(Data excerpts)
.....

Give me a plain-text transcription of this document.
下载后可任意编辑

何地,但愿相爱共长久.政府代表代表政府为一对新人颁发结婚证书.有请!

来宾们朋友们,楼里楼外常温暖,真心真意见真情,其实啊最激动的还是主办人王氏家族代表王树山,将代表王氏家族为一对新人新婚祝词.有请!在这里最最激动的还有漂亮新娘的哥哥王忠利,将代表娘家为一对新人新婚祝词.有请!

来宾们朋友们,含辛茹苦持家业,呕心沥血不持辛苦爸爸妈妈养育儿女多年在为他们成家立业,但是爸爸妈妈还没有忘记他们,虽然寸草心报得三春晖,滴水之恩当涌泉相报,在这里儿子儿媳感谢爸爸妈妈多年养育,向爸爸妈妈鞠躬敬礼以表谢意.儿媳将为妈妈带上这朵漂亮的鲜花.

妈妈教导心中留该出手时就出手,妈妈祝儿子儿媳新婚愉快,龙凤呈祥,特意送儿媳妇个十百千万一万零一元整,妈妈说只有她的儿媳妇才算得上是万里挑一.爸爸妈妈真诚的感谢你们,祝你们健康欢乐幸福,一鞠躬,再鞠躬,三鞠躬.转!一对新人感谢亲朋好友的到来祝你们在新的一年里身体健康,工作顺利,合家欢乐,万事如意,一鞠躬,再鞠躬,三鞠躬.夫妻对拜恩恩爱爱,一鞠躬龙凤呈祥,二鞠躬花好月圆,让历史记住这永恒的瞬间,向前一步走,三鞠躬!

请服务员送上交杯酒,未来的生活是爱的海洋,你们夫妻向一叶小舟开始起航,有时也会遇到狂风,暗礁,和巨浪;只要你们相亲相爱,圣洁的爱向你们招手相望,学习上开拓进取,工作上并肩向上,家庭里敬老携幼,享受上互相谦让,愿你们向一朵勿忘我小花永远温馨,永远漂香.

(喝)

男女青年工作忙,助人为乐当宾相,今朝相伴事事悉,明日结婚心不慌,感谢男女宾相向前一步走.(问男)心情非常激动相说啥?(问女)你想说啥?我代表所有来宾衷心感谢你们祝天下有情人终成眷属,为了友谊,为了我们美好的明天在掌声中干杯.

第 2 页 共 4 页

.....

** Task directions **
Gather, from the listing above, every line carrying the word "来宾们朋友们".

** Result of the task **
来宾们朋友们,楼里楼外常温暖,真心真意见真情,其实啊最激动的还是主办人王氏家族代表王树山,将代表王氏家族为一对新人新婚祝词.有请!在这里最最激动的还有漂亮新娘的哥哥王忠利,将代表娘家为一对新人新婚祝词.有请!
来宾们朋友们,含辛茹苦持家业,呕心沥血不持辛苦爸爸妈妈养育儿女多年在为他们成家立业,但是爸爸妈妈还没有忘记他们,虽然寸草心报得三春晖,滴水之恩当涌泉相报,在这里儿子儿媳感谢爸爸妈妈多年养育,向爸爸妈妈鞠躬敬礼以表谢意.儿媳将为妈妈带上这朵漂亮的鲜花.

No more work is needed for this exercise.